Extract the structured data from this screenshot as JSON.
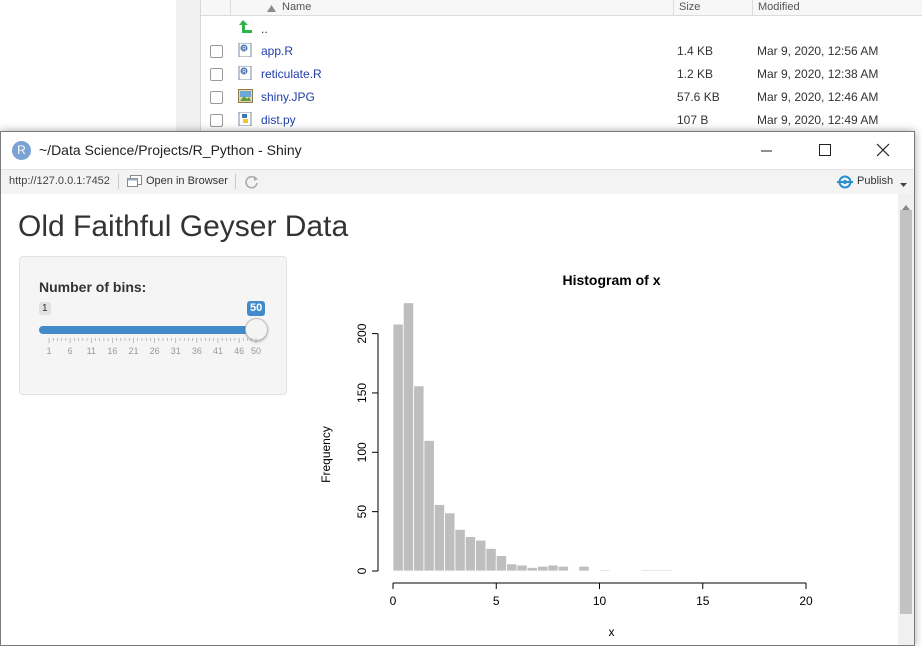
{
  "files": {
    "columns": {
      "name": "Name",
      "size": "Size",
      "modified": "Modified"
    },
    "parent_label": "..",
    "rows": [
      {
        "name": "app.R",
        "size": "1.4 KB",
        "modified": "Mar 9, 2020, 12:56 AM",
        "icon": "r-file-icon"
      },
      {
        "name": "reticulate.R",
        "size": "1.2 KB",
        "modified": "Mar 9, 2020, 12:38 AM",
        "icon": "r-file-icon"
      },
      {
        "name": "shiny.JPG",
        "size": "57.6 KB",
        "modified": "Mar 9, 2020, 12:46 AM",
        "icon": "image-file-icon"
      },
      {
        "name": "dist.py",
        "size": "107 B",
        "modified": "Mar 9, 2020, 12:49 AM",
        "icon": "python-file-icon"
      }
    ]
  },
  "window": {
    "title": "~/Data Science/Projects/R_Python - Shiny",
    "icon_letter": "R"
  },
  "toolbar": {
    "url": "http://127.0.0.1:7452",
    "open_in_browser": "Open in Browser",
    "publish": "Publish"
  },
  "app": {
    "title": "Old Faithful Geyser Data",
    "slider": {
      "label": "Number of bins:",
      "min": "1",
      "max": 50,
      "value": "50",
      "ticks": [
        "1",
        "6",
        "11",
        "16",
        "21",
        "26",
        "31",
        "36",
        "41",
        "46",
        "50"
      ]
    }
  },
  "chart_data": {
    "type": "bar",
    "title": "Histogram of x",
    "xlabel": "x",
    "ylabel": "Frequency",
    "xlim": [
      0,
      20
    ],
    "ylim": [
      0,
      230
    ],
    "xticks": [
      0,
      5,
      10,
      15,
      20
    ],
    "yticks": [
      0,
      50,
      100,
      150,
      200
    ],
    "bin_width": 0.5,
    "bin_starts": [
      0,
      0.5,
      1,
      1.5,
      2,
      2.5,
      3,
      3.5,
      4,
      4.5,
      5,
      5.5,
      6,
      6.5,
      7,
      7.5,
      8,
      8.5,
      9,
      9.5,
      10,
      10.5,
      11,
      11.5,
      12,
      12.5,
      13
    ],
    "values": [
      208,
      226,
      156,
      110,
      56,
      49,
      35,
      29,
      26,
      19,
      13,
      6,
      5,
      3,
      4,
      5,
      4,
      0,
      4,
      0,
      1,
      0,
      0,
      0,
      1,
      1,
      1
    ],
    "bar_color": "#bebebe",
    "grid": false
  }
}
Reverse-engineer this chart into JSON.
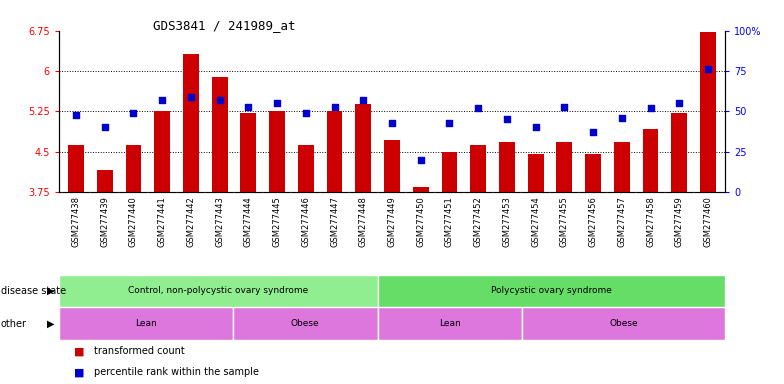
{
  "title": "GDS3841 / 241989_at",
  "samples": [
    "GSM277438",
    "GSM277439",
    "GSM277440",
    "GSM277441",
    "GSM277442",
    "GSM277443",
    "GSM277444",
    "GSM277445",
    "GSM277446",
    "GSM277447",
    "GSM277448",
    "GSM277449",
    "GSM277450",
    "GSM277451",
    "GSM277452",
    "GSM277453",
    "GSM277454",
    "GSM277455",
    "GSM277456",
    "GSM277457",
    "GSM277458",
    "GSM277459",
    "GSM277460"
  ],
  "transformed_count": [
    4.62,
    4.15,
    4.62,
    5.25,
    6.32,
    5.88,
    5.22,
    5.25,
    4.62,
    5.25,
    5.38,
    4.72,
    3.85,
    4.5,
    4.62,
    4.68,
    4.45,
    4.68,
    4.45,
    4.68,
    4.92,
    5.22,
    6.72
  ],
  "percentile_rank": [
    48,
    40,
    49,
    57,
    59,
    57,
    53,
    55,
    49,
    53,
    57,
    43,
    20,
    43,
    52,
    45,
    40,
    53,
    37,
    46,
    52,
    55,
    76
  ],
  "ylim_left": [
    3.75,
    6.75
  ],
  "ylim_right": [
    0,
    100
  ],
  "yticks_left": [
    3.75,
    4.5,
    5.25,
    6.0,
    6.75
  ],
  "yticks_right": [
    0,
    25,
    50,
    75,
    100
  ],
  "ytick_labels_left": [
    "3.75",
    "4.5",
    "5.25",
    "6",
    "6.75"
  ],
  "ytick_labels_right": [
    "0",
    "25",
    "50",
    "75",
    "100%"
  ],
  "hlines": [
    4.5,
    5.25,
    6.0
  ],
  "bar_color": "#cc0000",
  "dot_color": "#0000cc",
  "disease_state_groups": [
    {
      "label": "Control, non-polycystic ovary syndrome",
      "start": 0,
      "end": 11,
      "color": "#90ee90"
    },
    {
      "label": "Polycystic ovary syndrome",
      "start": 11,
      "end": 23,
      "color": "#66dd66"
    }
  ],
  "other_groups": [
    {
      "label": "Lean",
      "start": 0,
      "end": 6,
      "color": "#dd77dd"
    },
    {
      "label": "Obese",
      "start": 6,
      "end": 11,
      "color": "#dd77dd"
    },
    {
      "label": "Lean",
      "start": 11,
      "end": 16,
      "color": "#dd77dd"
    },
    {
      "label": "Obese",
      "start": 16,
      "end": 23,
      "color": "#dd77dd"
    }
  ],
  "disease_state_label": "disease state",
  "other_label": "other",
  "legend_items": [
    {
      "label": "transformed count",
      "color": "#cc0000"
    },
    {
      "label": "percentile rank within the sample",
      "color": "#0000cc"
    }
  ],
  "xtick_bg": "#e0e0e0",
  "plot_bg": "#ffffff"
}
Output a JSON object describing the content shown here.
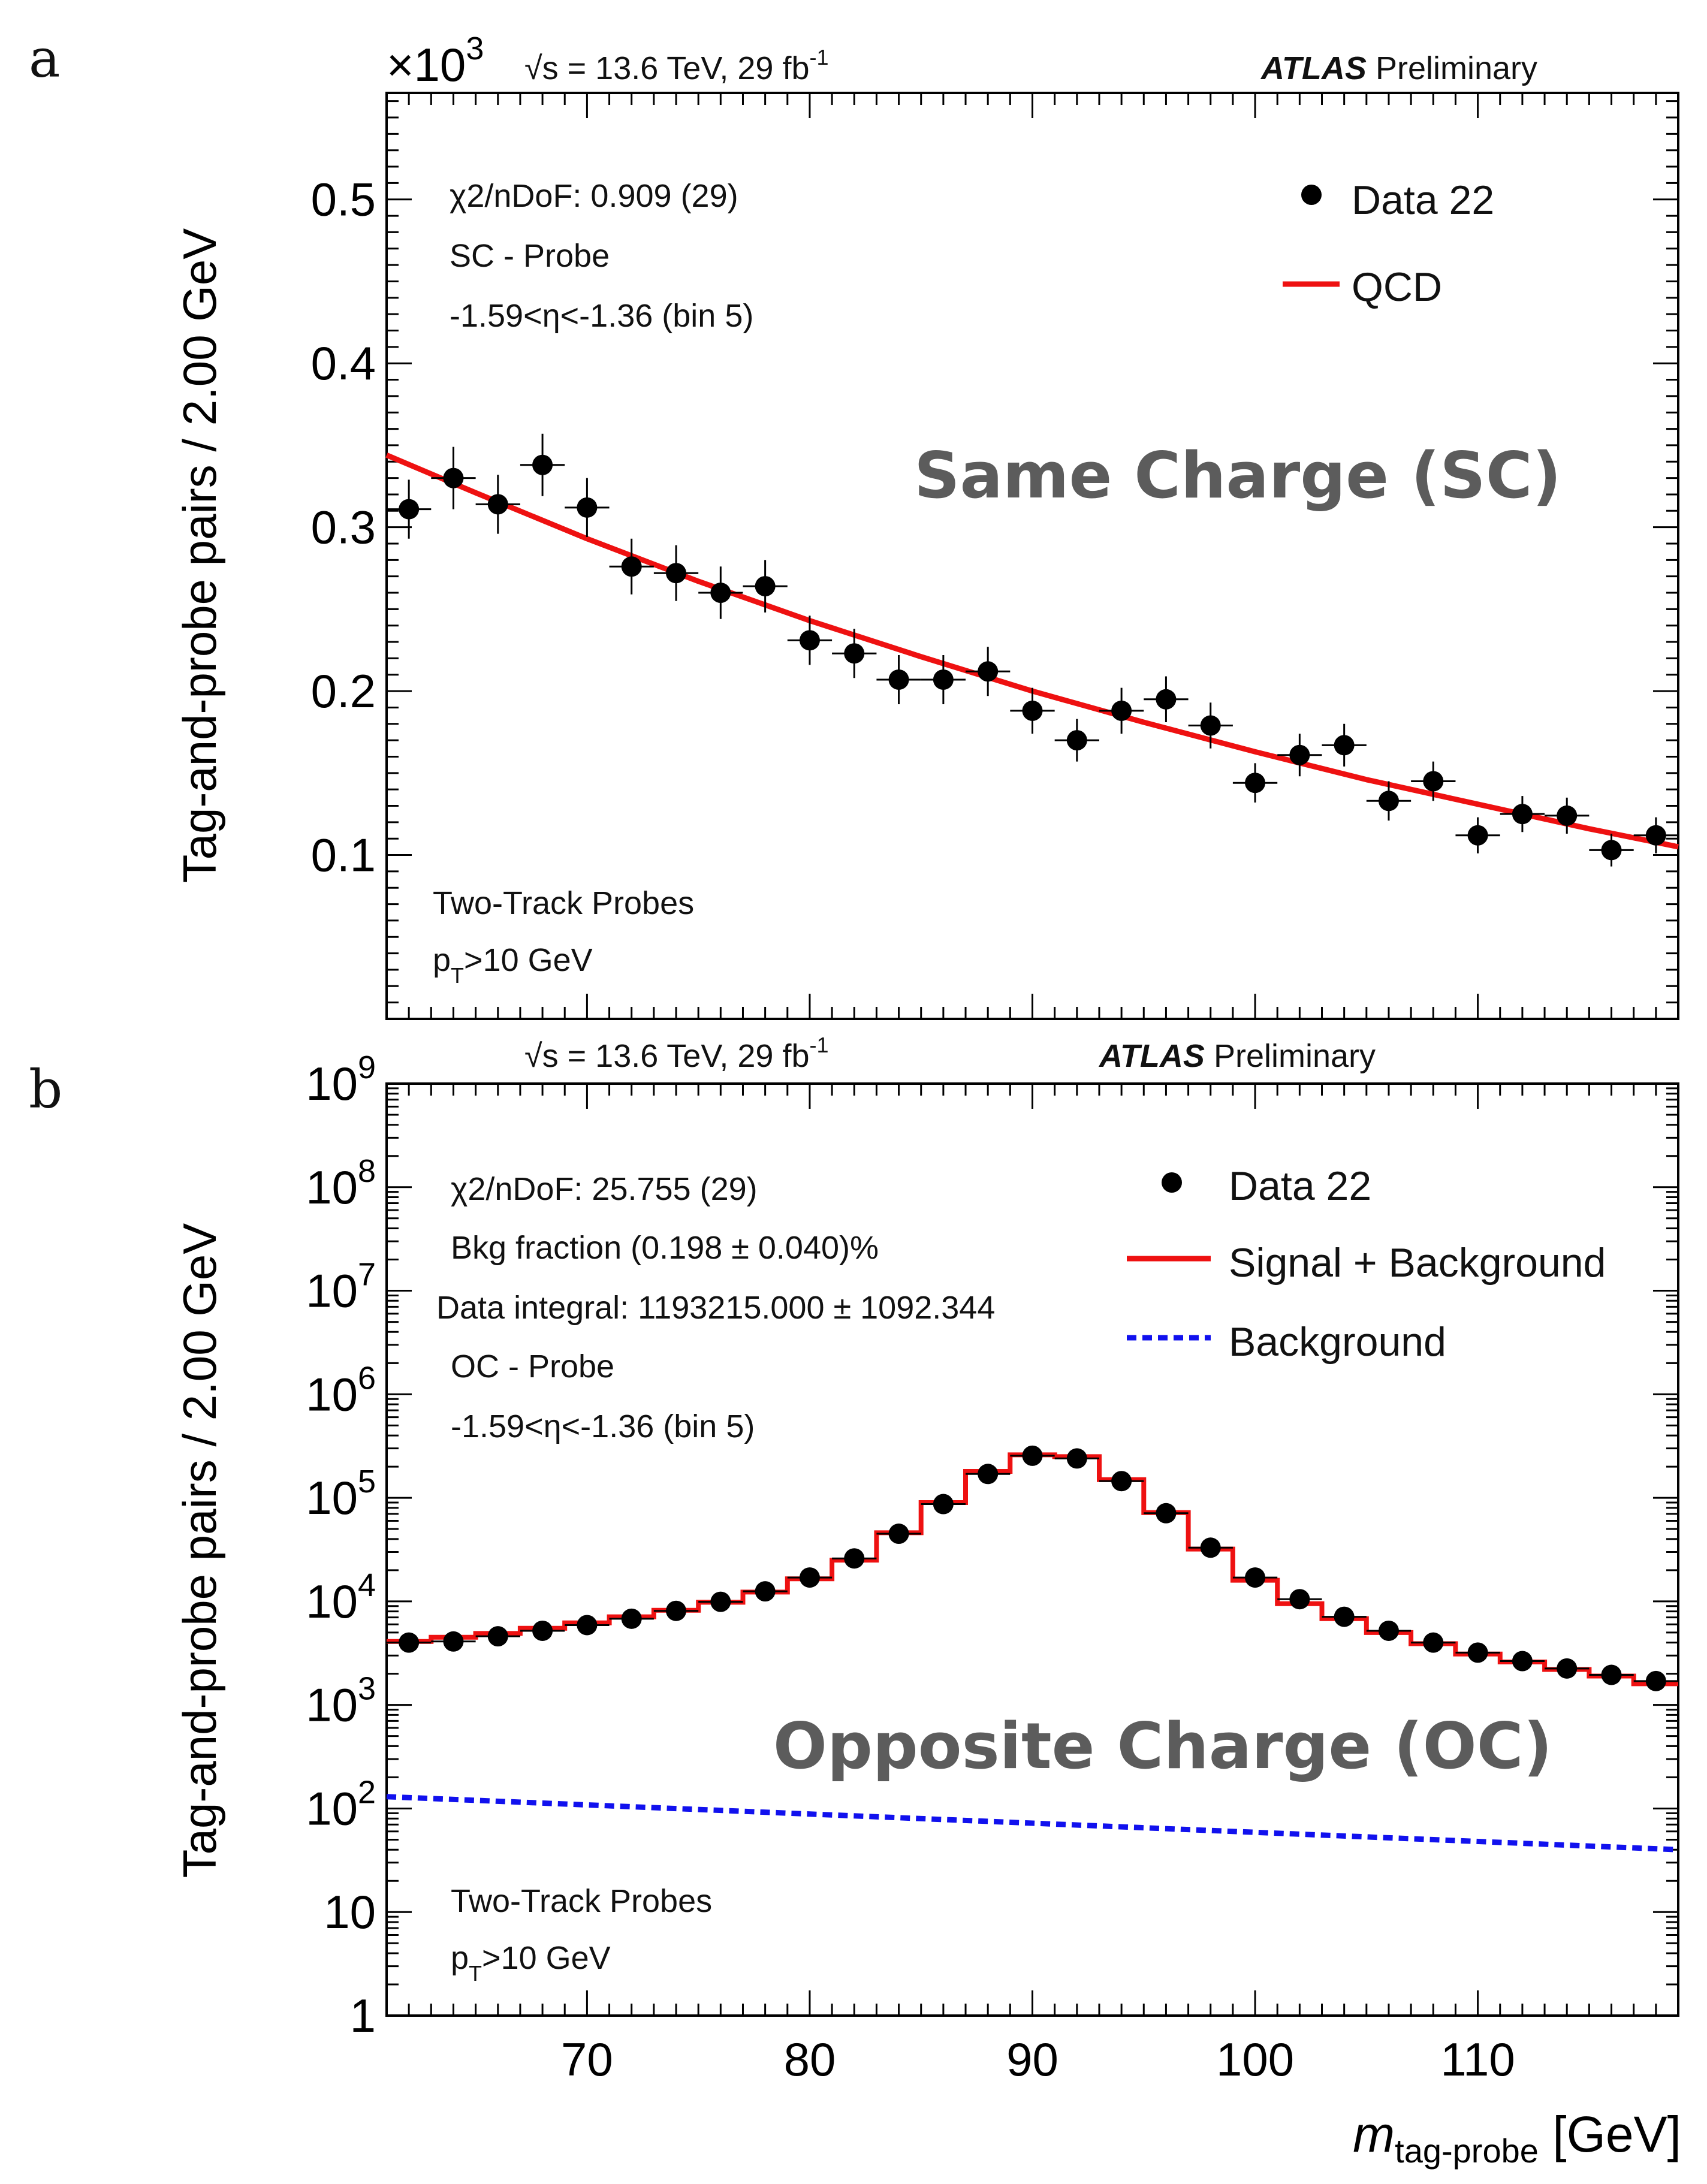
{
  "panel_labels": {
    "a": "a",
    "b": "b"
  },
  "header": {
    "energy_prefix": "√s = 13.6 TeV, 29 fb",
    "energy_sup": "-1",
    "experiment": "ATLAS",
    "status": "Preliminary"
  },
  "x_axis": {
    "label_main": "m",
    "label_sub": "tag-probe",
    "label_unit": " [GeV]"
  },
  "y_axis_label": "Tag-and-probe pairs / 2.00 GeV",
  "colors": {
    "fit": "#ee1111",
    "background": "#1111ee",
    "data": "#000000",
    "watermark": "#5c5c5c"
  },
  "chart_data": [
    {
      "type": "scatter",
      "panel": "a",
      "title": "Same Charge (SC)",
      "ylabel": "Tag-and-probe pairs / 2.00 GeV",
      "xlabel": "m_tag-probe [GeV]",
      "scale_label": "×10",
      "scale_exp": "3",
      "xlim": [
        61,
        119
      ],
      "ylim": [
        0,
        0.565
      ],
      "y_ticks": [
        0.1,
        0.2,
        0.3,
        0.4,
        0.5
      ],
      "y_tick_labels": [
        "0.1",
        "0.2",
        "0.3",
        "0.4",
        "0.5"
      ],
      "annotations": [
        "χ2/nDoF: 0.909 (29)",
        "SC - Probe",
        "-1.59<η<-1.36 (bin 5)"
      ],
      "probe_info": [
        "Two-Track Probes",
        "p",
        "T",
        ">10 GeV"
      ],
      "legend": [
        "Data 22",
        "QCD"
      ],
      "bin_width": 2,
      "x": [
        62,
        64,
        66,
        68,
        70,
        72,
        74,
        76,
        78,
        80,
        82,
        84,
        86,
        88,
        90,
        92,
        94,
        96,
        98,
        100,
        102,
        104,
        106,
        108,
        110,
        112,
        114,
        116,
        118
      ],
      "series": [
        {
          "name": "Data 22",
          "values": [
            0.311,
            0.33,
            0.314,
            0.338,
            0.312,
            0.276,
            0.272,
            0.26,
            0.264,
            0.231,
            0.223,
            0.207,
            0.207,
            0.212,
            0.188,
            0.17,
            0.188,
            0.195,
            0.179,
            0.144,
            0.161,
            0.167,
            0.133,
            0.145,
            0.112,
            0.125,
            0.124,
            0.103,
            0.112
          ],
          "errors": [
            0.018,
            0.019,
            0.018,
            0.019,
            0.018,
            0.017,
            0.017,
            0.016,
            0.016,
            0.015,
            0.015,
            0.015,
            0.015,
            0.015,
            0.014,
            0.013,
            0.014,
            0.014,
            0.014,
            0.012,
            0.013,
            0.013,
            0.012,
            0.012,
            0.011,
            0.011,
            0.011,
            0.01,
            0.011
          ]
        },
        {
          "name": "QCD",
          "x": [
            61,
            65,
            70,
            75,
            80,
            85,
            90,
            95,
            100,
            105,
            110,
            115,
            119
          ],
          "values": [
            0.344,
            0.321,
            0.293,
            0.267,
            0.243,
            0.221,
            0.2,
            0.181,
            0.163,
            0.146,
            0.131,
            0.116,
            0.105
          ]
        }
      ]
    },
    {
      "type": "line",
      "panel": "b",
      "title": "Opposite Charge (OC)",
      "ylabel": "Tag-and-probe pairs / 2.00 GeV",
      "xlabel": "m_tag-probe [GeV]",
      "yscale": "log",
      "xlim": [
        61,
        119
      ],
      "ylim": [
        1,
        1000000000
      ],
      "x_ticks": [
        70,
        80,
        90,
        100,
        110
      ],
      "y_tick_labels": [
        {
          "base": "1",
          "exp": ""
        },
        {
          "base": "10",
          "exp": ""
        },
        {
          "base": "10",
          "exp": "2"
        },
        {
          "base": "10",
          "exp": "3"
        },
        {
          "base": "10",
          "exp": "4"
        },
        {
          "base": "10",
          "exp": "5"
        },
        {
          "base": "10",
          "exp": "6"
        },
        {
          "base": "10",
          "exp": "7"
        },
        {
          "base": "10",
          "exp": "8"
        },
        {
          "base": "10",
          "exp": "9"
        }
      ],
      "annotations": [
        "χ2/nDoF: 25.755 (29)",
        "Bkg fraction (0.198 ± 0.040)%",
        "Data integral: 1193215.000 ± 1092.344",
        "OC - Probe",
        "-1.59<η<-1.36 (bin 5)"
      ],
      "probe_info": [
        "Two-Track Probes",
        "p",
        "T",
        ">10 GeV"
      ],
      "legend": [
        "Data 22",
        "Signal + Background",
        "Background"
      ],
      "bin_width": 2,
      "x": [
        62,
        64,
        66,
        68,
        70,
        72,
        74,
        76,
        78,
        80,
        82,
        84,
        86,
        88,
        90,
        92,
        94,
        96,
        98,
        100,
        102,
        104,
        106,
        108,
        110,
        112,
        114,
        116,
        118
      ],
      "series": [
        {
          "name": "Data 22",
          "values": [
            4000,
            4100,
            4600,
            5200,
            5900,
            6800,
            8100,
            9900,
            12500,
            17000,
            26000,
            45000,
            87000,
            170000,
            255000,
            240000,
            145000,
            71000,
            33000,
            17000,
            10500,
            7100,
            5200,
            4000,
            3200,
            2650,
            2250,
            1950,
            1700
          ]
        },
        {
          "name": "Signal + Background",
          "values": [
            4100,
            4500,
            4900,
            5500,
            6200,
            7100,
            8200,
            9800,
            12300,
            16500,
            25000,
            46000,
            90000,
            180000,
            260000,
            250000,
            150000,
            72000,
            32000,
            16000,
            9500,
            6800,
            5000,
            3900,
            3100,
            2600,
            2200,
            1900,
            1600
          ]
        },
        {
          "name": "Background",
          "x": [
            61,
            119
          ],
          "values": [
            130,
            40
          ]
        }
      ]
    }
  ]
}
■ ■ ■ ■ ■
:: Short exercise ::
In the entries above, identify every line with the string "this".

:: Answer ::
Extract the structured data from this screenshot as JSON.
Reverse-engineer this chart into JSON.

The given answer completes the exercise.